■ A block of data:
____

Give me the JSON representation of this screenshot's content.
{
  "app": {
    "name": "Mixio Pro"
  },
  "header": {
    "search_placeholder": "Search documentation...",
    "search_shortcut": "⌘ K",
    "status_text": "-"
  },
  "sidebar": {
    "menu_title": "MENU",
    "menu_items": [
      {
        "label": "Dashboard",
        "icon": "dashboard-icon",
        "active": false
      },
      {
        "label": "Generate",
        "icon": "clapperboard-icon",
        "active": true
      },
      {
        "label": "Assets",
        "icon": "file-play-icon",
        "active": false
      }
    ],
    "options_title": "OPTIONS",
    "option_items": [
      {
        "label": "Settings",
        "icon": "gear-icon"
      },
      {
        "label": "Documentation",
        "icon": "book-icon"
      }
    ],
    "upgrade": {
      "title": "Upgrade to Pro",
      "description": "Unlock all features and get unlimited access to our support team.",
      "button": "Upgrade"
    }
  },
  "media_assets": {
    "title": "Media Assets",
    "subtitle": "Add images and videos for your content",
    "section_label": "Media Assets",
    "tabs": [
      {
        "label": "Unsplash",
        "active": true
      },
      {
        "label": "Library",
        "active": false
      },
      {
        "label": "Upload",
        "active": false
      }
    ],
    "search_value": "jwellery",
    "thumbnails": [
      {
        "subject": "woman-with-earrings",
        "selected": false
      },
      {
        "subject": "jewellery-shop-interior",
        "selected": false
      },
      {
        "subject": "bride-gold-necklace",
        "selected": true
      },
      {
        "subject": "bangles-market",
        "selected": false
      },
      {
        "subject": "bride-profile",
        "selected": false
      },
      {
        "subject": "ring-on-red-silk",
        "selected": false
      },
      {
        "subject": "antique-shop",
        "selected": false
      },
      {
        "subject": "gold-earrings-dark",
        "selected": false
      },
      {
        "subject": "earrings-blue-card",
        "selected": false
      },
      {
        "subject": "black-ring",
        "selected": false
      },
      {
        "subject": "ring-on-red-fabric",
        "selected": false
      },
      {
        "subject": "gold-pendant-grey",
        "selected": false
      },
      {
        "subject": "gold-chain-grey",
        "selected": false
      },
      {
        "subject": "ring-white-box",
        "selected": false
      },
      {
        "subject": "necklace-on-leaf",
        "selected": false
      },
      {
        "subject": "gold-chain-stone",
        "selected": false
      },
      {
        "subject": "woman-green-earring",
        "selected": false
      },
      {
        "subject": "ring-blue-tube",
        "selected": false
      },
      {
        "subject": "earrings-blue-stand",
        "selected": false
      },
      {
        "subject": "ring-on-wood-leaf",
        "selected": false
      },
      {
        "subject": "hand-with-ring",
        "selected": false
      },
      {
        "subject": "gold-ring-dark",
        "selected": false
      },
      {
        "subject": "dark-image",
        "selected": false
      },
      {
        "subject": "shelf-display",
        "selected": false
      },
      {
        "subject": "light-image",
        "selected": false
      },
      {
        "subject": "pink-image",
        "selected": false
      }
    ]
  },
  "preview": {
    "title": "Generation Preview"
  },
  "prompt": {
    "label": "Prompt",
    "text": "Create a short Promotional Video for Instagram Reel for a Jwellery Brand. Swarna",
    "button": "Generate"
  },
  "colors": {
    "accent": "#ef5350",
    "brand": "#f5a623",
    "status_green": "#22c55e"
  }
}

____

■ Brief:
Each record should come back exactly as written.

■ Output for this task:
Give me the JSON representation of this screenshot's content.
{
  "app": {
    "name": "Mixio Pro"
  },
  "header": {
    "search_placeholder": "Search documentation...",
    "search_shortcut": "⌘ K",
    "status_text": "-"
  },
  "sidebar": {
    "menu_title": "MENU",
    "menu_items": [
      {
        "label": "Dashboard",
        "icon": "dashboard-icon",
        "active": false
      },
      {
        "label": "Generate",
        "icon": "clapperboard-icon",
        "active": true
      },
      {
        "label": "Assets",
        "icon": "file-play-icon",
        "active": false
      }
    ],
    "options_title": "OPTIONS",
    "option_items": [
      {
        "label": "Settings",
        "icon": "gear-icon"
      },
      {
        "label": "Documentation",
        "icon": "book-icon"
      }
    ],
    "upgrade": {
      "title": "Upgrade to Pro",
      "description": "Unlock all features and get unlimited access to our support team.",
      "button": "Upgrade"
    }
  },
  "media_assets": {
    "title": "Media Assets",
    "subtitle": "Add images and videos for your content",
    "section_label": "Media Assets",
    "tabs": [
      {
        "label": "Unsplash",
        "active": true
      },
      {
        "label": "Library",
        "active": false
      },
      {
        "label": "Upload",
        "active": false
      }
    ],
    "search_value": "jwellery",
    "thumbnails": [
      {
        "subject": "woman-with-earrings",
        "selected": false
      },
      {
        "subject": "jewellery-shop-interior",
        "selected": false
      },
      {
        "subject": "bride-gold-necklace",
        "selected": true
      },
      {
        "subject": "bangles-market",
        "selected": false
      },
      {
        "subject": "bride-profile",
        "selected": false
      },
      {
        "subject": "ring-on-red-silk",
        "selected": false
      },
      {
        "subject": "antique-shop",
        "selected": false
      },
      {
        "subject": "gold-earrings-dark",
        "selected": false
      },
      {
        "subject": "earrings-blue-card",
        "selected": false
      },
      {
        "subject": "black-ring",
        "selected": false
      },
      {
        "subject": "ring-on-red-fabric",
        "selected": false
      },
      {
        "subject": "gold-pendant-grey",
        "selected": false
      },
      {
        "subject": "gold-chain-grey",
        "selected": false
      },
      {
        "subject": "ring-white-box",
        "selected": false
      },
      {
        "subject": "necklace-on-leaf",
        "selected": false
      },
      {
        "subject": "gold-chain-stone",
        "selected": false
      },
      {
        "subject": "woman-green-earring",
        "selected": false
      },
      {
        "subject": "ring-blue-tube",
        "selected": false
      },
      {
        "subject": "earrings-blue-stand",
        "selected": false
      },
      {
        "subject": "ring-on-wood-leaf",
        "selected": false
      },
      {
        "subject": "hand-with-ring",
        "selected": false
      },
      {
        "subject": "gold-ring-dark",
        "selected": false
      },
      {
        "subject": "dark-image",
        "selected": false
      },
      {
        "subject": "shelf-display",
        "selected": false
      },
      {
        "subject": "light-image",
        "selected": false
      },
      {
        "subject": "pink-image",
        "selected": false
      }
    ]
  },
  "preview": {
    "title": "Generation Preview"
  },
  "prompt": {
    "label": "Prompt",
    "text": "Create a short Promotional Video for Instagram Reel for a Jwellery Brand. Swarna",
    "button": "Generate"
  },
  "colors": {
    "accent": "#ef5350",
    "brand": "#f5a623",
    "status_green": "#22c55e"
  }
}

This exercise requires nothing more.